**Prompt A:** Please echo, line for line and unchanged, everything in the records from the line containing "count-value: 5,064 — [864, 541, 903, 558]" down to the line containing "count-value: 2,240 — [620, 541, 659, 558]", including both of those lines.

**Selection:**
┄┄┄┄┄┄┄┄┄┄┄┄┄┄┄┄┄┄┄┄

Well, first of all, whilst the site uses the common terms of ‘we’ & ‘us’, let me attempt to prevent any confusion: this site is a one-man operation, and the long held ambition of a lifelong Wire fan, Neil Ormston.

Please indulge me for a moment, whilst I explain how I got here; I’ll try and be brief, which might prove a challenge. 

As a young boy my inauguration to sport was via Liverpool football games at the end of their glory years in the mid-1980s.  However, rising prices and difficulty actually getting tickets, meant my father decided to take his lad along to the top team in his hometown.  That meant a switch of codes, and a drop down in expectation of success, but at least a guarantee of being able to attend games when desired.  So, on 27 November 1988 I was taken down the Causeway to Wilderspool to see the Wire take on Bramley in a John Player Trophy game.

┄┄┄┄┄┄┄┄┄┄┄┄┄┄┄┄┄┄┄┄

**Exercise materials:**
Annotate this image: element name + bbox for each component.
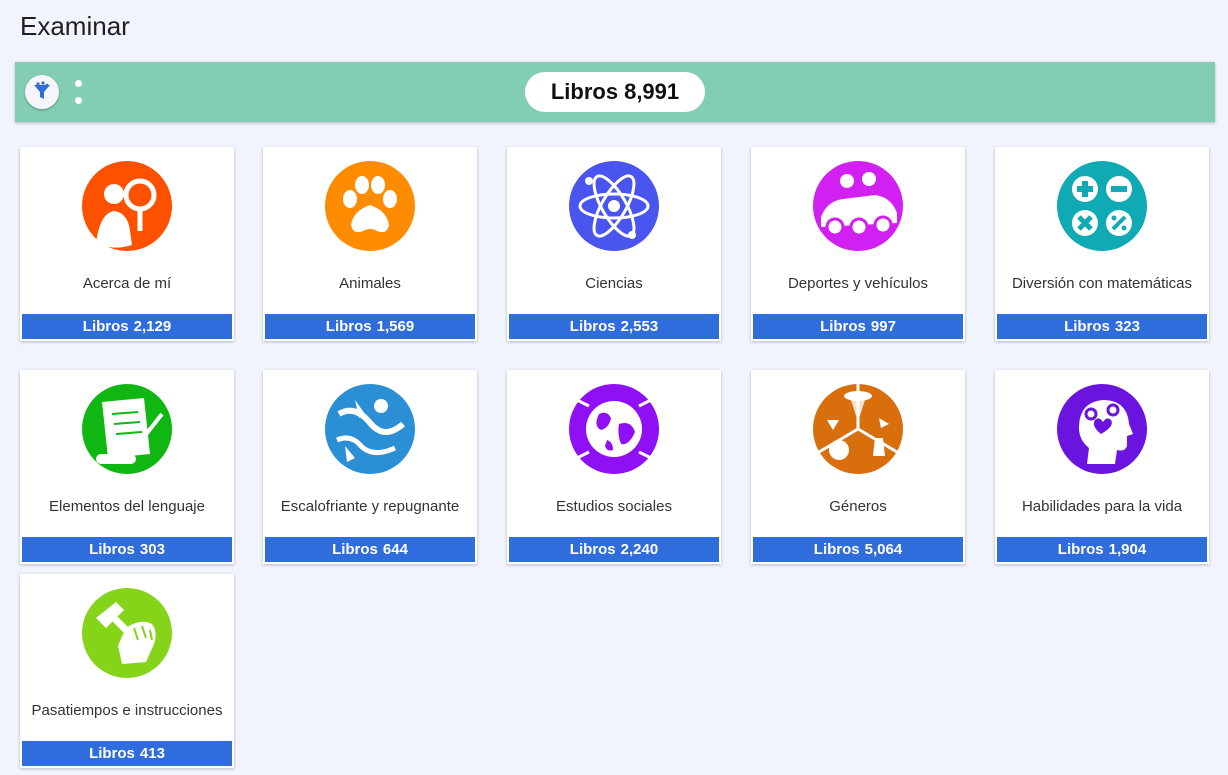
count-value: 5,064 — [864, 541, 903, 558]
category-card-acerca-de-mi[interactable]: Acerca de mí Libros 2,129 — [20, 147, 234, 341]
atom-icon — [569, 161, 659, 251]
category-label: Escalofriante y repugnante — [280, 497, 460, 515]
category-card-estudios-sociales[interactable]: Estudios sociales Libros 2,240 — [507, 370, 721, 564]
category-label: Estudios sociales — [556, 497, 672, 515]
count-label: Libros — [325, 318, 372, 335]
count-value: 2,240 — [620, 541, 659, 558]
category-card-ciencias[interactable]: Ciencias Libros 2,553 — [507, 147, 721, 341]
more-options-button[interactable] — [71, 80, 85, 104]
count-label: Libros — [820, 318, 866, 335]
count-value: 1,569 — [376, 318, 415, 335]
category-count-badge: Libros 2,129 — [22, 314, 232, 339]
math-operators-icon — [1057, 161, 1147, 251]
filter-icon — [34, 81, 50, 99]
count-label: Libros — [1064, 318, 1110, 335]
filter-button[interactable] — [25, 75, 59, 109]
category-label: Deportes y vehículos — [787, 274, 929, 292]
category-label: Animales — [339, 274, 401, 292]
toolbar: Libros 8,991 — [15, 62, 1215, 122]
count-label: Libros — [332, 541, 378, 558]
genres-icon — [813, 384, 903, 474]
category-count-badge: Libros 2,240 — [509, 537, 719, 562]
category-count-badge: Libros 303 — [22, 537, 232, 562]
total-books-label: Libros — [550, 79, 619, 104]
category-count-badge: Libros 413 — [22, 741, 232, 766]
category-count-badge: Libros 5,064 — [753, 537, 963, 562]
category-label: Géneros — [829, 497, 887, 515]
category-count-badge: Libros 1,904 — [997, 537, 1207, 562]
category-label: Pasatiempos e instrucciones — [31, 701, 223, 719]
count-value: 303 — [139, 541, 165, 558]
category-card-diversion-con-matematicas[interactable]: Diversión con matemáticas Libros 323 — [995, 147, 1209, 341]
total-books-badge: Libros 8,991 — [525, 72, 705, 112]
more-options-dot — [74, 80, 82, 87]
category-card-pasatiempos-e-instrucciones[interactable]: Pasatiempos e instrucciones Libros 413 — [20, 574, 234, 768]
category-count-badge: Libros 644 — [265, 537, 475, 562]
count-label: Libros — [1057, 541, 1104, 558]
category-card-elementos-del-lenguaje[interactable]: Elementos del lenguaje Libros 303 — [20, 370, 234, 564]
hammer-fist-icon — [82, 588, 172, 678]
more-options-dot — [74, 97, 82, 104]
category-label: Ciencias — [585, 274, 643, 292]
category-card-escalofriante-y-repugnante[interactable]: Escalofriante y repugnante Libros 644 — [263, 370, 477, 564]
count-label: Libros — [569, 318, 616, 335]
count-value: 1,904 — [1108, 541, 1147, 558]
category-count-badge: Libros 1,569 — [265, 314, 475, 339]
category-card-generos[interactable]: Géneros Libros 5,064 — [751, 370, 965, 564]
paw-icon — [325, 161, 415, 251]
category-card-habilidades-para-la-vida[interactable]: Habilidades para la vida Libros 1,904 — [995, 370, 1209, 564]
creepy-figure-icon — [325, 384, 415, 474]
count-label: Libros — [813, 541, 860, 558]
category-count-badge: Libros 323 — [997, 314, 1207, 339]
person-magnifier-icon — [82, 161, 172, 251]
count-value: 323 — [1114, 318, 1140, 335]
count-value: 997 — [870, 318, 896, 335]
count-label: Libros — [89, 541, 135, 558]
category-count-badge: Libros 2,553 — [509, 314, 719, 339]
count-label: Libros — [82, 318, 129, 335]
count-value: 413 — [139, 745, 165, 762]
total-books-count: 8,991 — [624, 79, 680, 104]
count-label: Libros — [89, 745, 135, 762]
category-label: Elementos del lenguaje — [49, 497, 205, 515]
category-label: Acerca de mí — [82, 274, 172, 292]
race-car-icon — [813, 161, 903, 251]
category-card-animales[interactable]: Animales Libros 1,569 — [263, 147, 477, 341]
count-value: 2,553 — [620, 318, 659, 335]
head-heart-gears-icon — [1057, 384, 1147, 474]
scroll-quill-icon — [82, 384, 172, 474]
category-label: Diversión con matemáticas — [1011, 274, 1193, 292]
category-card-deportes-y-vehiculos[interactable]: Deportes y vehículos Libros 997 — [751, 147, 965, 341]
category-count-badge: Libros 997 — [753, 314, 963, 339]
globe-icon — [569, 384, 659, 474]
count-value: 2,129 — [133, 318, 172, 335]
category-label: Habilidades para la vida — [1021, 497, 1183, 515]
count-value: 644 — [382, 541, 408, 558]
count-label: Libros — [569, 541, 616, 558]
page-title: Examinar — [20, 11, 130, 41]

┄┄┄┄┄┄┄┄┄┄┄┄┄┄┄┄┄┄┄┄

**Prompt B:** Duplicate everything in the passage about becoming a Wire fan from "Well, first of" down to "fan, Neil Ormston.", word for word.

**Task output A:**
count-value: 5,064 — [864, 541, 903, 558]
category-card-acerca-de-mi[interactable]: Acerca de mí Libros 2,129 — [20, 147, 234, 341]
atom-icon — [569, 161, 659, 251]
category-label: Escalofriante y repugnante — [280, 497, 460, 515]
category-card-estudios-sociales[interactable]: Estudios sociales Libros 2,240 — [507, 370, 721, 564]
category-label: Estudios sociales — [556, 497, 672, 515]
count-label: Libros — [325, 318, 372, 335]
count-value: 2,240 — [620, 541, 659, 558]

**Task output B:**
Well, first of all, whilst the site uses the common terms of ‘we’ & ‘us’, let me attempt to prevent any confusion: this site is a one-man operation, and the long held ambition of a lifelong Wire fan, Neil Ormston.